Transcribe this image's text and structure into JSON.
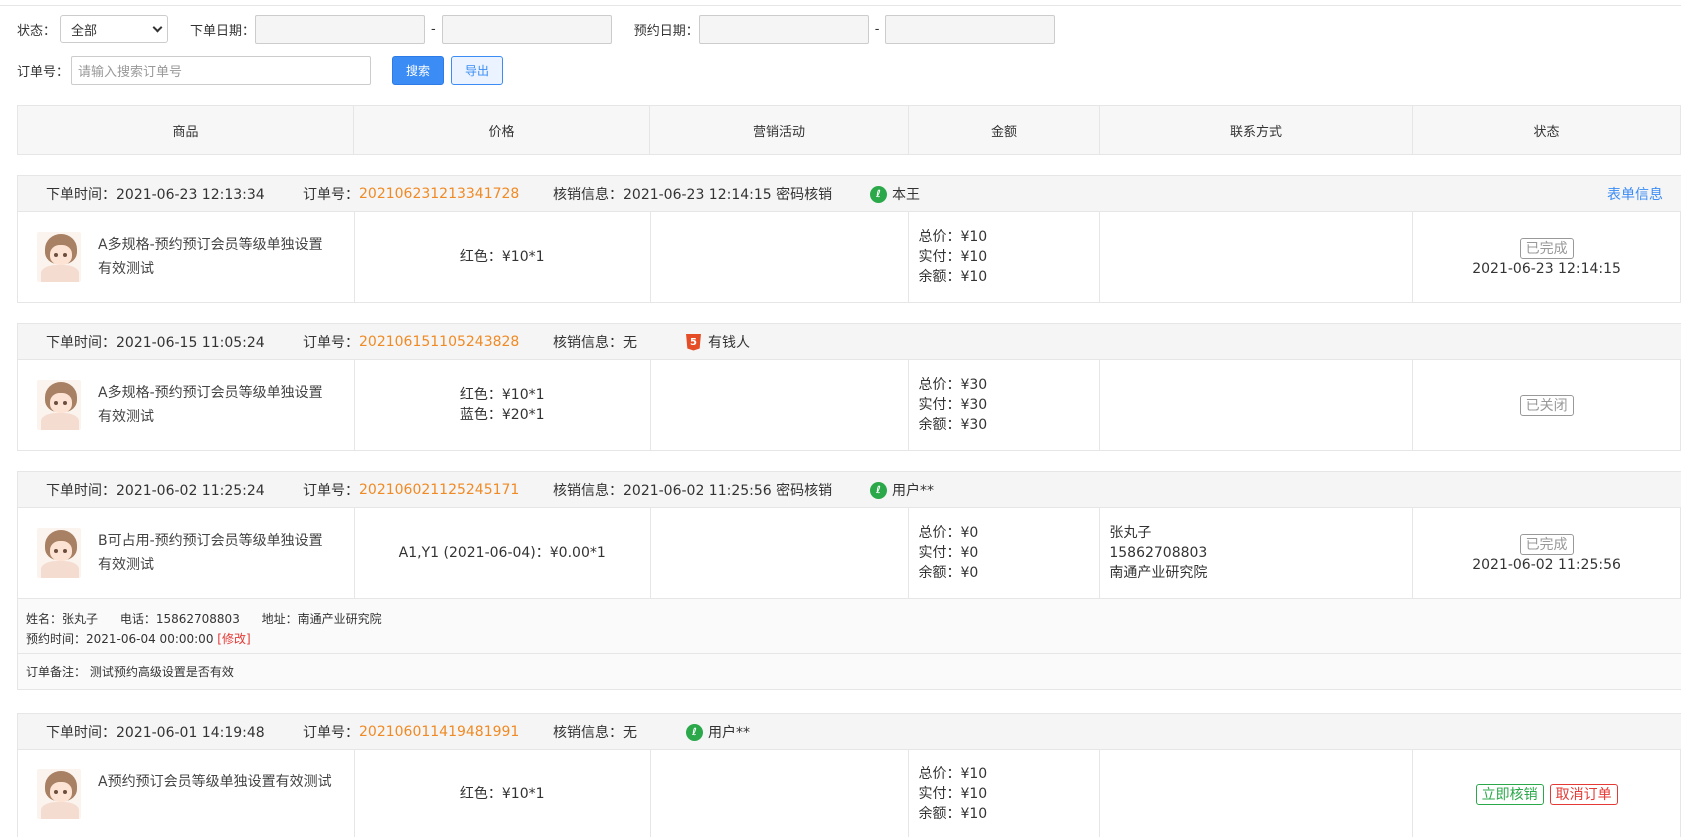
{
  "filters": {
    "status_label": "状态：",
    "status_value": "全部",
    "order_date_label": "下单日期：",
    "appointment_date_label": "预约日期：",
    "dash": "-",
    "order_no_label": "订单号：",
    "order_no_placeholder": "请输入搜索订单号",
    "search_button": "搜索",
    "export_button": "导出"
  },
  "table_header": [
    "商品",
    "价格",
    "营销活动",
    "金额",
    "联系方式",
    "状态"
  ],
  "orders": [
    {
      "time": "下单时间：2021-06-23 12:13:34",
      "order_no_label": "订单号：",
      "order_no": "202106231213341728",
      "verify": "核销信息：2021-06-23 12:14:15 密码核销",
      "user": "本王",
      "user_icon": "miniprogram-icon",
      "form_link": "表单信息",
      "product": "A多规格-预约预订会员等级单独设置有效测试",
      "prices": [
        "红色：¥10*1"
      ],
      "money": [
        "总价：¥10",
        "实付：¥10",
        "余额：¥10"
      ],
      "status_tag": "已完成",
      "status_date": "2021-06-23 12:14:15"
    },
    {
      "time": "下单时间：2021-06-15 11:05:24",
      "order_no_label": "订单号：",
      "order_no": "202106151105243828",
      "verify": "核销信息：无",
      "user": "有钱人",
      "user_icon": "html5-icon",
      "product": "A多规格-预约预订会员等级单独设置有效测试",
      "prices": [
        "红色：¥10*1",
        "蓝色：¥20*1"
      ],
      "money": [
        "总价：¥30",
        "实付：¥30",
        "余额：¥30"
      ],
      "status_tag": "已关闭"
    },
    {
      "time": "下单时间：2021-06-02 11:25:24",
      "order_no_label": "订单号：",
      "order_no": "202106021125245171",
      "verify": "核销信息：2021-06-02 11:25:56 密码核销",
      "user": "用户**",
      "user_icon": "miniprogram-icon",
      "product": "B可占用-预约预订会员等级单独设置有效测试",
      "prices": [
        "A1,Y1 (2021-06-04)：¥0.00*1"
      ],
      "money": [
        "总价：¥0",
        "实付：¥0",
        "余额：¥0"
      ],
      "contact": [
        "张丸子",
        "15862708803",
        "南通产业研究院"
      ],
      "status_tag": "已完成",
      "status_date": "2021-06-02 11:25:56",
      "extra": {
        "name": "姓名：张丸子",
        "phone": "电话：15862708803",
        "address": "地址：南通产业研究院",
        "appointment": "预约时间：2021-06-04 00:00:00",
        "modify": "[修改]",
        "remark": "订单备注： 测试预约高级设置是否有效"
      }
    },
    {
      "time": "下单时间：2021-06-01 14:19:48",
      "order_no_label": "订单号：",
      "order_no": "202106011419481991",
      "verify": "核销信息：无",
      "user": "用户**",
      "user_icon": "miniprogram-icon",
      "product": "A预约预订会员等级单独设置有效测试",
      "prices": [
        "红色：¥10*1"
      ],
      "money": [
        "总价：¥10",
        "实付：¥10",
        "余额：¥10"
      ],
      "actions": [
        "立即核销",
        "取消订单"
      ]
    }
  ],
  "colors": {
    "order_no": "#f08a24",
    "link": "#3b8cf5",
    "primary_button": "#3b8cf5",
    "success": "#2ba84a",
    "danger": "#e53935"
  }
}
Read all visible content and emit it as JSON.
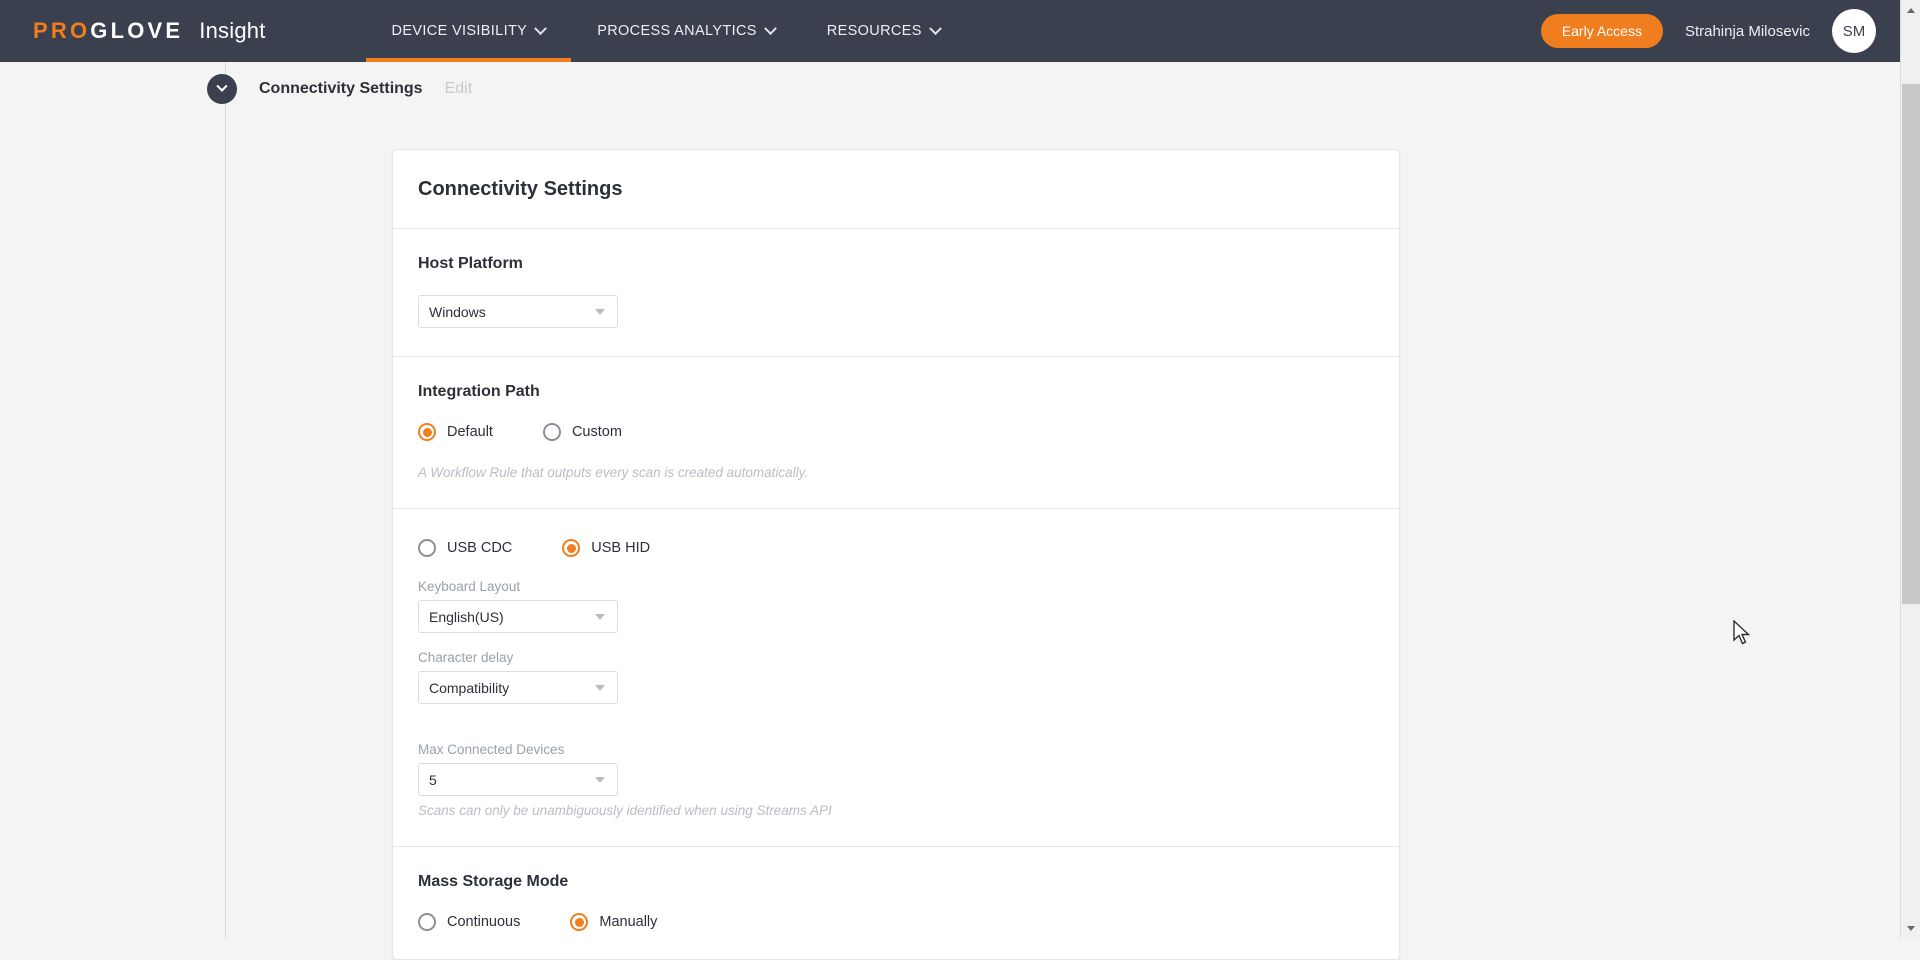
{
  "header": {
    "brand": {
      "pro": "PRO",
      "glove": "GLOVE",
      "product": "Insight"
    },
    "nav": [
      {
        "label": "DEVICE VISIBILITY",
        "icon": "chevron-down-icon",
        "active": true
      },
      {
        "label": "PROCESS ANALYTICS",
        "icon": "chevron-down-icon",
        "active": false
      },
      {
        "label": "RESOURCES",
        "icon": "chevron-down-icon",
        "active": false
      }
    ],
    "early_access_label": "Early Access",
    "user_name": "Strahinja Milosevic",
    "avatar_initials": "SM",
    "bar_color": "#3a404e",
    "accent_color": "#f07d1e"
  },
  "breadcrumb": {
    "collapse_icon": "chevron-down-icon",
    "title": "Connectivity Settings",
    "edit_label": "Edit"
  },
  "card": {
    "title": "Connectivity Settings",
    "sections": {
      "host_platform": {
        "title": "Host Platform",
        "select_value": "Windows"
      },
      "integration_path": {
        "title": "Integration Path",
        "options": [
          {
            "label": "Default",
            "checked": true
          },
          {
            "label": "Custom",
            "checked": false
          }
        ],
        "hint": "A Workflow Rule that outputs every scan is created automatically."
      },
      "usb_mode": {
        "options": [
          {
            "label": "USB CDC",
            "checked": false
          },
          {
            "label": "USB HID",
            "checked": true
          }
        ],
        "keyboard_layout_label": "Keyboard Layout",
        "keyboard_layout_value": "English(US)",
        "character_delay_label": "Character delay",
        "character_delay_value": "Compatibility",
        "max_devices_label": "Max Connected Devices",
        "max_devices_value": "5",
        "max_devices_hint": "Scans can only be unambiguously identified when using Streams API"
      },
      "mass_storage": {
        "title": "Mass Storage Mode",
        "options": [
          {
            "label": "Continuous",
            "checked": false
          },
          {
            "label": "Manually",
            "checked": true
          }
        ]
      }
    }
  },
  "scrollbar": {
    "up_icon": "arrow-up-icon",
    "down_icon": "arrow-down-icon"
  }
}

= Required task =
What is the number of lines in the records that contain "arrow"? Give that number only.

= Task solution =
2